> _Directions for this task_:
Find the word "steps" in the material below and gather every line that contains it.

⁂

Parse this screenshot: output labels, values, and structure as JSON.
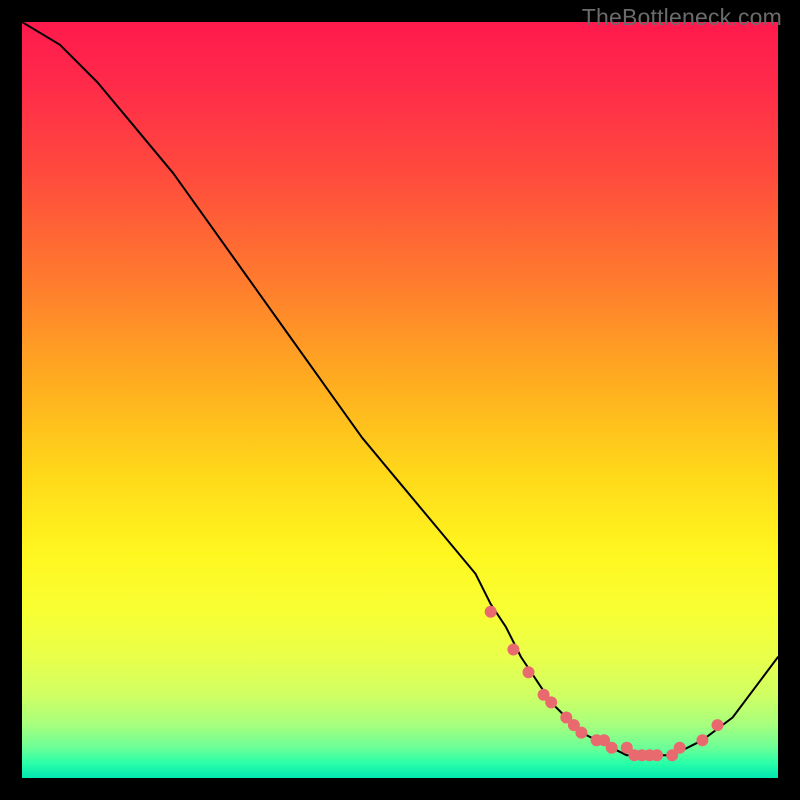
{
  "watermark": "TheBottleneck.com",
  "chart_data": {
    "type": "line",
    "title": "",
    "xlabel": "",
    "ylabel": "",
    "xlim": [
      0,
      100
    ],
    "ylim": [
      0,
      100
    ],
    "series": [
      {
        "name": "curve",
        "x": [
          0,
          5,
          10,
          15,
          20,
          25,
          30,
          35,
          40,
          45,
          50,
          55,
          60,
          62,
          64,
          66,
          68,
          70,
          72,
          74,
          76,
          78,
          80,
          82,
          84,
          86,
          88,
          90,
          94,
          100
        ],
        "y": [
          100,
          97,
          92,
          86,
          80,
          73,
          66,
          59,
          52,
          45,
          39,
          33,
          27,
          23,
          20,
          16,
          13,
          10,
          8,
          6,
          5,
          4,
          3,
          3,
          3,
          3,
          4,
          5,
          8,
          16
        ]
      }
    ],
    "markers": {
      "name": "highlight-dots",
      "x": [
        62,
        65,
        67,
        69,
        70,
        72,
        73,
        74,
        76,
        77,
        78,
        80,
        81,
        82,
        83,
        84,
        86,
        87,
        90,
        92
      ],
      "y": [
        22,
        17,
        14,
        11,
        10,
        8,
        7,
        6,
        5,
        5,
        4,
        4,
        3,
        3,
        3,
        3,
        3,
        4,
        5,
        7
      ]
    },
    "background": "rainbow-vertical-gradient"
  }
}
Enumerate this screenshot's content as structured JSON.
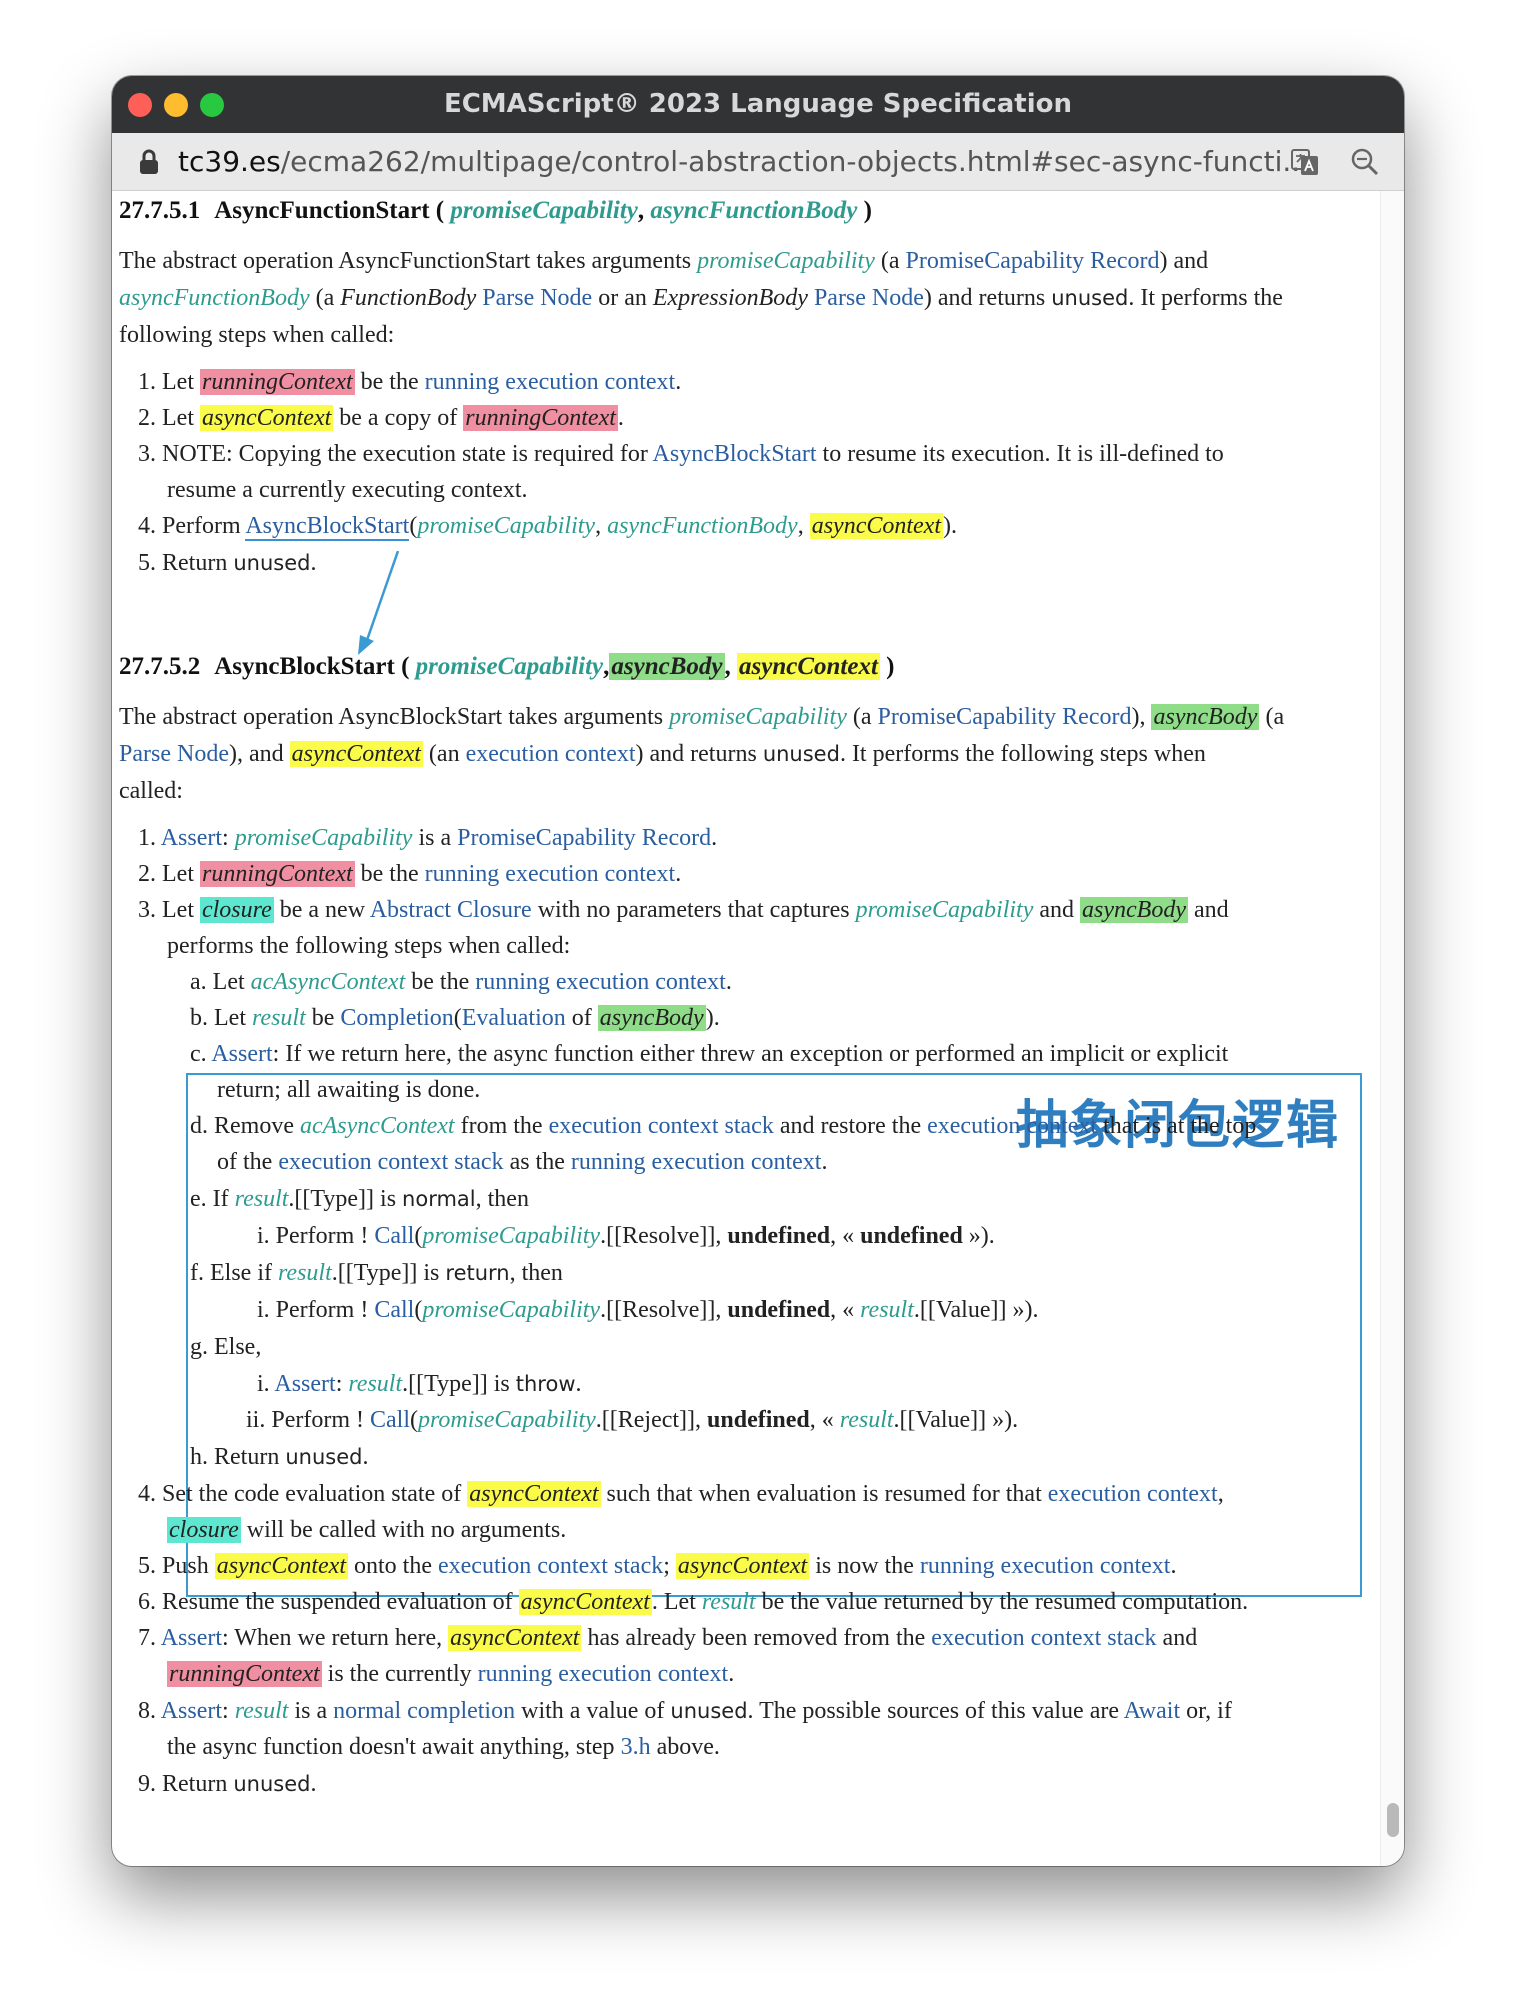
{
  "window": {
    "title": "ECMAScript® 2023 Language Specification"
  },
  "urlbar": {
    "host": "tc39.es",
    "path": "/ecma262/multipage/control-abstraction-objects.html#sec-async-functi..."
  },
  "icons": [
    "lock-icon",
    "translate-icon",
    "zoom-icon"
  ],
  "colors": {
    "highlight_red": "#f08fa1",
    "highlight_yellow": "#fbfb49",
    "highlight_green": "#8fdc89",
    "highlight_teal": "#5de7d0",
    "link": "#2a5ea0",
    "variable": "#2e9b8f",
    "annotation_box": "#3a9ad2"
  },
  "sec1": {
    "number": "27.7.5.1",
    "name": "AsyncFunctionStart",
    "open": "(",
    "close": ")",
    "comma": ",",
    "params": [
      "promiseCapability",
      "asyncFunctionBody"
    ],
    "intro": {
      "t1": "The abstract operation AsyncFunctionStart takes arguments ",
      "v1": "promiseCapability",
      "t2": " (a ",
      "l1": "PromiseCapability Record",
      "t3": ") and",
      "v2": "asyncFunctionBody",
      "t4": " (a ",
      "i1": "FunctionBody",
      "t5": " ",
      "l2": "Parse Node",
      "t6": " or an ",
      "i2": "ExpressionBody",
      "t7": " ",
      "l3": "Parse Node",
      "t8": ") and returns ",
      "s1": "unused",
      "t9": ". It performs the",
      "t10": "following steps when called:"
    },
    "steps": {
      "s1": {
        "m": "1.",
        "a": " Let ",
        "v": "runningContext",
        "b": " be the ",
        "l": "running execution context",
        "c": "."
      },
      "s2": {
        "m": "2.",
        "a": " Let ",
        "v": "asyncContext",
        "b": " be a copy of ",
        "v2": "runningContext",
        "c": "."
      },
      "s3": {
        "m": "3.",
        "a": " NOTE: Copying the execution state is required for ",
        "l": "AsyncBlockStart",
        "b": " to resume its execution. It is ill-defined to",
        "line2": "resume a currently executing context."
      },
      "s4": {
        "m": "4.",
        "a": " Perform ",
        "l": "AsyncBlockStart",
        "p1": "(",
        "v1": "promiseCapability",
        "cm1": ", ",
        "v2": "asyncFunctionBody",
        "cm2": ", ",
        "v3": "asyncContext",
        "p2": ")."
      },
      "s5": {
        "m": "5.",
        "a": " Return ",
        "s": "unused",
        "c": "."
      }
    }
  },
  "sec2": {
    "number": "27.7.5.2",
    "name": "AsyncBlockStart",
    "open": "(",
    "close": ")",
    "comma": ",",
    "params": [
      "promiseCapability",
      "asyncBody",
      "asyncContext"
    ],
    "intro": {
      "t1": "The abstract operation AsyncBlockStart takes arguments ",
      "v1": "promiseCapability",
      "t2": " (a ",
      "l1": "PromiseCapability Record",
      "t3": "), ",
      "v2": "asyncBody",
      "t4": " (a",
      "l2": "Parse Node",
      "t5": "), and ",
      "v3": "asyncContext",
      "t6": " (an ",
      "l3": "execution context",
      "t7": ") and returns ",
      "s1": "unused",
      "t8": ". It performs the following steps when",
      "t9": "called:"
    },
    "steps": {
      "s1": {
        "m": "1.",
        "l": "Assert",
        "a": ": ",
        "v": "promiseCapability",
        "b": " is a ",
        "l2": "PromiseCapability Record",
        "c": "."
      },
      "s2": {
        "m": "2.",
        "a": " Let ",
        "v": "runningContext",
        "b": " be the ",
        "l": "running execution context",
        "c": "."
      },
      "s3": {
        "m": "3.",
        "a": " Let ",
        "v": "closure",
        "b": " be a new ",
        "l": "Abstract Closure",
        "c": " with no parameters that captures ",
        "v2": "promiseCapability",
        "d": " and ",
        "v3": "asyncBody",
        "e": " and",
        "line2": "performs the following steps when called:"
      },
      "a": {
        "m": "a.",
        "t1": " Let ",
        "v1": "acAsyncContext",
        "t2": " be the ",
        "l1": "running execution context",
        "t3": "."
      },
      "b": {
        "m": "b.",
        "t1": " Let ",
        "v1": "result",
        "t2": " be ",
        "l1": "Completion",
        "t3": "(",
        "l2": "Evaluation",
        "t4": " of ",
        "v2": "asyncBody",
        "t5": ")."
      },
      "c": {
        "m": "c.",
        "l1": "Assert",
        "t1": ": If we return here, the async function either threw an exception or performed an implicit or explicit",
        "line2": "return; all awaiting is done."
      },
      "d": {
        "m": "d.",
        "t1": " Remove ",
        "v1": "acAsyncContext",
        "t2": " from the ",
        "l1": "execution context stack",
        "t3": " and restore the ",
        "l2": "execution context",
        "t4": " that is at the top",
        "t5": "of the ",
        "l3": "execution context stack",
        "t6": " as the ",
        "l4": "running execution context",
        "t7": "."
      },
      "e": {
        "m": "e.",
        "t1": " If ",
        "v1": "result",
        "t2": ".[[Type]] is ",
        "s1": "normal",
        "t3": ", then"
      },
      "ei": {
        "m": "i.",
        "t1": " Perform ! ",
        "l1": "Call",
        "t2": "(",
        "v1": "promiseCapability",
        "t3": ".[[Resolve]], ",
        "b1": "undefined",
        "t4": ", « ",
        "b2": "undefined",
        "t5": " »)."
      },
      "f": {
        "m": "f.",
        "t1": " Else if ",
        "v1": "result",
        "t2": ".[[Type]] is ",
        "s1": "return",
        "t3": ", then"
      },
      "fi": {
        "m": "i.",
        "t1": " Perform ! ",
        "l1": "Call",
        "t2": "(",
        "v1": "promiseCapability",
        "t3": ".[[Resolve]], ",
        "b1": "undefined",
        "t4": ", « ",
        "v2": "result",
        "t5": ".[[Value]] »)."
      },
      "g": {
        "m": "g.",
        "t1": " Else,"
      },
      "gi": {
        "m": "i.",
        "l1": "Assert",
        "t1": ": ",
        "v1": "result",
        "t2": ".[[Type]] is ",
        "s1": "throw",
        "t3": "."
      },
      "gii": {
        "m": "ii.",
        "t1": " Perform ! ",
        "l1": "Call",
        "t2": "(",
        "v1": "promiseCapability",
        "t3": ".[[Reject]], ",
        "b1": "undefined",
        "t4": ", « ",
        "v2": "result",
        "t5": ".[[Value]] »)."
      },
      "h": {
        "m": "h.",
        "t1": " Return ",
        "s1": "unused",
        "t2": "."
      },
      "s4": {
        "m": "4.",
        "t1": " Set the code evaluation state of ",
        "v1": "asyncContext",
        "t2": " such that when evaluation is resumed for that ",
        "l1": "execution context",
        "t3": ",",
        "v2": "closure",
        "t4": " will be called with no arguments."
      },
      "s5": {
        "m": "5.",
        "t1": " Push ",
        "v1": "asyncContext",
        "t2": " onto the ",
        "l1": "execution context stack",
        "t3": "; ",
        "v2": "asyncContext",
        "t4": " is now the ",
        "l2": "running execution context",
        "t5": "."
      },
      "s6": {
        "m": "6.",
        "t1": " Resume the suspended evaluation of ",
        "v1": "asyncContext",
        "t2": ". Let ",
        "v2": "result",
        "t3": " be the value returned by the resumed computation."
      },
      "s7": {
        "m": "7.",
        "l1": "Assert",
        "t1": ": When we return here, ",
        "v1": "asyncContext",
        "t2": " has already been removed from the ",
        "l2": "execution context stack",
        "t3": " and",
        "v2": "runningContext",
        "t4": " is the currently ",
        "l3": "running execution context",
        "t5": "."
      },
      "s8": {
        "m": "8.",
        "l1": "Assert",
        "t1": ": ",
        "v1": "result",
        "t2": " is a ",
        "l2": "normal completion",
        "t3": " with a value of ",
        "s1": "unused",
        "t4": ". The possible sources of this value are ",
        "l3": "Await",
        "t5": " or, if",
        "t6": "the async function doesn't await anything, step ",
        "l4": "3.h",
        "t7": " above."
      },
      "s9": {
        "m": "9.",
        "t1": " Return ",
        "s1": "unused",
        "t2": "."
      }
    }
  },
  "annotation": {
    "label": "抽象闭包逻辑"
  }
}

⁂

> _Solution to this problem_:
      "t10": "following steps when called:"
    "steps": {
      "t8": ". It performs the following steps when",
    "steps": {
        "line2": "performs the following steps when called:"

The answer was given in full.